This may not be the time to start thinking about what an economic recovery will mean for the TV industry, even though, hard as it may be to believe, some kind of recovery eventually will come. The past several months have left local TV stations loose-toothed on the canvas. Local TV's ad dollars declined 27.6% in the first three months of 2009, according to a Television Bureau of Advertising analysis, and the shuttering of thousands of car dealers means the sector's largest pot of ad dollars will permanently shrink. At the broadcast networks, things aren't quite as bad. But it's still a long stretch down the road from "great." Negotiations taking place around network upfronts—that odd spring rite during which most network TV ad spending gets committed—have atypically dragged well into the summer, as ad buyers sense they have the upper hand. Yet I remain convinced TV is poised for a post-recession bounceback that will outstrip any rebound in other traditional media. The recovery of those downtrodden local TV stations in particular—and the equally downtrodden companies that own them, such as Belo Corp. (BLC)—will be one worth paying attention to.
# # # # # # #
» Your objective: In the piece on the TV industry, by what percentage did local TV's ad dollars fall in the first three months of 2009? Answer from the piece on the TV industry alone.
# # # # # # #
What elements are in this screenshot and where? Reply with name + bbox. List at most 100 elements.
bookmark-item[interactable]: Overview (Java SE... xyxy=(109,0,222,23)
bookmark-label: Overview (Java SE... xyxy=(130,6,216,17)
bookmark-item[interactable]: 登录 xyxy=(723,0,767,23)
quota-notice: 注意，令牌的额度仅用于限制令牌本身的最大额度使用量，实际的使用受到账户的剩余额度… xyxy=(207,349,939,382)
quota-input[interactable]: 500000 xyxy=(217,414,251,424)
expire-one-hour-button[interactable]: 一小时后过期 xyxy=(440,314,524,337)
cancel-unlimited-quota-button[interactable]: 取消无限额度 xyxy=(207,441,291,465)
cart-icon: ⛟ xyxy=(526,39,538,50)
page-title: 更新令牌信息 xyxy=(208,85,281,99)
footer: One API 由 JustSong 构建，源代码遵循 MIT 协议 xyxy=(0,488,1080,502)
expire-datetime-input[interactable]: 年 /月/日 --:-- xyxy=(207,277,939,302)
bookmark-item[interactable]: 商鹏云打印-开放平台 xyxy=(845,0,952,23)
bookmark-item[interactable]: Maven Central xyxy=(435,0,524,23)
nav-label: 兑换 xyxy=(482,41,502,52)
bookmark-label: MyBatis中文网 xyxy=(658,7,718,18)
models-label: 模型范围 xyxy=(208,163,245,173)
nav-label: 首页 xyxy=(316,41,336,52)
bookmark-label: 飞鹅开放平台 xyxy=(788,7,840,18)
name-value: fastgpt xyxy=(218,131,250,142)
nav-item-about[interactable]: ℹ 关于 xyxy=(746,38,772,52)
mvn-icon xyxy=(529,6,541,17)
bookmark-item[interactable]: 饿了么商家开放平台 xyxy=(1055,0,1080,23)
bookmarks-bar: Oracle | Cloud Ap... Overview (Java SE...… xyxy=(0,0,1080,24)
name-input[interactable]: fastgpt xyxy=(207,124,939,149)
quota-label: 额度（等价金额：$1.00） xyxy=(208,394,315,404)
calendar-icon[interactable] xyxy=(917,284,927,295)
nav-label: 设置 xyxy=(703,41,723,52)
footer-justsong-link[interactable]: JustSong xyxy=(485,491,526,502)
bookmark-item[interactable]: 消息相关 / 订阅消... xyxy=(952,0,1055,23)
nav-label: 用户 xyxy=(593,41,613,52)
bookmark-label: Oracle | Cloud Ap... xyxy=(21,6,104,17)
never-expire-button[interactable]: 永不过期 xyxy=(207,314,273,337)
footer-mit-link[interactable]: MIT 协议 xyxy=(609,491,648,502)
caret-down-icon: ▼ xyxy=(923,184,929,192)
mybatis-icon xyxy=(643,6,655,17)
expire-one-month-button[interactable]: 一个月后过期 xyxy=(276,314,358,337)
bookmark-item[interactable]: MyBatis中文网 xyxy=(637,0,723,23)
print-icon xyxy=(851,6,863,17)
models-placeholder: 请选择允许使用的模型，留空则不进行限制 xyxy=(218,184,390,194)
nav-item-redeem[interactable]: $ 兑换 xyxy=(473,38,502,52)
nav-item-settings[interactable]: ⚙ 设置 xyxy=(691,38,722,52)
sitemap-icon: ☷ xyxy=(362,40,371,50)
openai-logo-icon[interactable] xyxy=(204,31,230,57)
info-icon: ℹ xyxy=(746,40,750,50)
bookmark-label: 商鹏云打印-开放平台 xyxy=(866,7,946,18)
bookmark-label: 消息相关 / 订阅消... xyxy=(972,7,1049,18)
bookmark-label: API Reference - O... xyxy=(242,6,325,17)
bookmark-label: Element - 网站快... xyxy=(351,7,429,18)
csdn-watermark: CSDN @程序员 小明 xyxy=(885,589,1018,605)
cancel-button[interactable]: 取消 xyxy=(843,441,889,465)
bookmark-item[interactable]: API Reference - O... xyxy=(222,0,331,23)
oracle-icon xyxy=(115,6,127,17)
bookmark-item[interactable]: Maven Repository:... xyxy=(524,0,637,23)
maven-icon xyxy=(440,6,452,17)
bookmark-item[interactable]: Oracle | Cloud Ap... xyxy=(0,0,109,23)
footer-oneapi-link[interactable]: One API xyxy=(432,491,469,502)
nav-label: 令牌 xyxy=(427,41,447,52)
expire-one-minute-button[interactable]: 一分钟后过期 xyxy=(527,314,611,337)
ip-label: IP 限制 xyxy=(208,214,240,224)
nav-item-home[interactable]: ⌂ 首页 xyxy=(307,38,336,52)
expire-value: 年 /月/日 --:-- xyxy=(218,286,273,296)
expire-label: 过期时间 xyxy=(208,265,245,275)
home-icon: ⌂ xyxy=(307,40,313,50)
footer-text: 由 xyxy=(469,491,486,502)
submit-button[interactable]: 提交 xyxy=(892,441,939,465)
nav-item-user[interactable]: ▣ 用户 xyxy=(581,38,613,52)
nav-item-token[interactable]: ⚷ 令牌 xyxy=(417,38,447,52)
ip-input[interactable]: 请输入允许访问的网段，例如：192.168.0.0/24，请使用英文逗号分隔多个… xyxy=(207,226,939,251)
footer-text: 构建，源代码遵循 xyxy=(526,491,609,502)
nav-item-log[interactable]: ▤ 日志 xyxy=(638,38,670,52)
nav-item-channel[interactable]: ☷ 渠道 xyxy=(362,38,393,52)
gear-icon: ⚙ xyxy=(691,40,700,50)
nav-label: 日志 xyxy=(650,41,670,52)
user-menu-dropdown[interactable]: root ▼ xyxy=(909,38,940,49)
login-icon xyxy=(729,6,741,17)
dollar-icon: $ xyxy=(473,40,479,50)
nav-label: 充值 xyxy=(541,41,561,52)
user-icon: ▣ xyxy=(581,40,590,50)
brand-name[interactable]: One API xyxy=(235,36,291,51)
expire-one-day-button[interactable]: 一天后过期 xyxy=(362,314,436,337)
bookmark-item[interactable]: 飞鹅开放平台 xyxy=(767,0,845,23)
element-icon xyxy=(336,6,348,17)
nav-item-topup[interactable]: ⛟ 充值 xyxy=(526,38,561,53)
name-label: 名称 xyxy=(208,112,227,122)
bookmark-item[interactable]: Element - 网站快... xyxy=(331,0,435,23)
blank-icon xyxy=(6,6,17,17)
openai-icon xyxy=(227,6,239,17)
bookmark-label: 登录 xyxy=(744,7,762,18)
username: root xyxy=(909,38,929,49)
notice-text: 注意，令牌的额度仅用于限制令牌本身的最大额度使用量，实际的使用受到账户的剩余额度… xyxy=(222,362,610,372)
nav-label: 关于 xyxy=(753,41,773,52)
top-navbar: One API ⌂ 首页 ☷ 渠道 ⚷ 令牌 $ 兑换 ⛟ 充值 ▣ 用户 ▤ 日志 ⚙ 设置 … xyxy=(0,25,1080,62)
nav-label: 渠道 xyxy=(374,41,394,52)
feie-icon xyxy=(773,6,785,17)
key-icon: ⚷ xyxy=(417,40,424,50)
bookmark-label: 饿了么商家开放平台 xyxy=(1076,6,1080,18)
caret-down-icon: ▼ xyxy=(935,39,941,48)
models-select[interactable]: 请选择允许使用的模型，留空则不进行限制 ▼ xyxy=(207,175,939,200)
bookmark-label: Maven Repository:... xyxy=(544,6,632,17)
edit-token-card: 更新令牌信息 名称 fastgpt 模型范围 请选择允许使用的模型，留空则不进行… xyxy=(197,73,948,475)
# # # # # # #
» Result for this exercise: 27.6%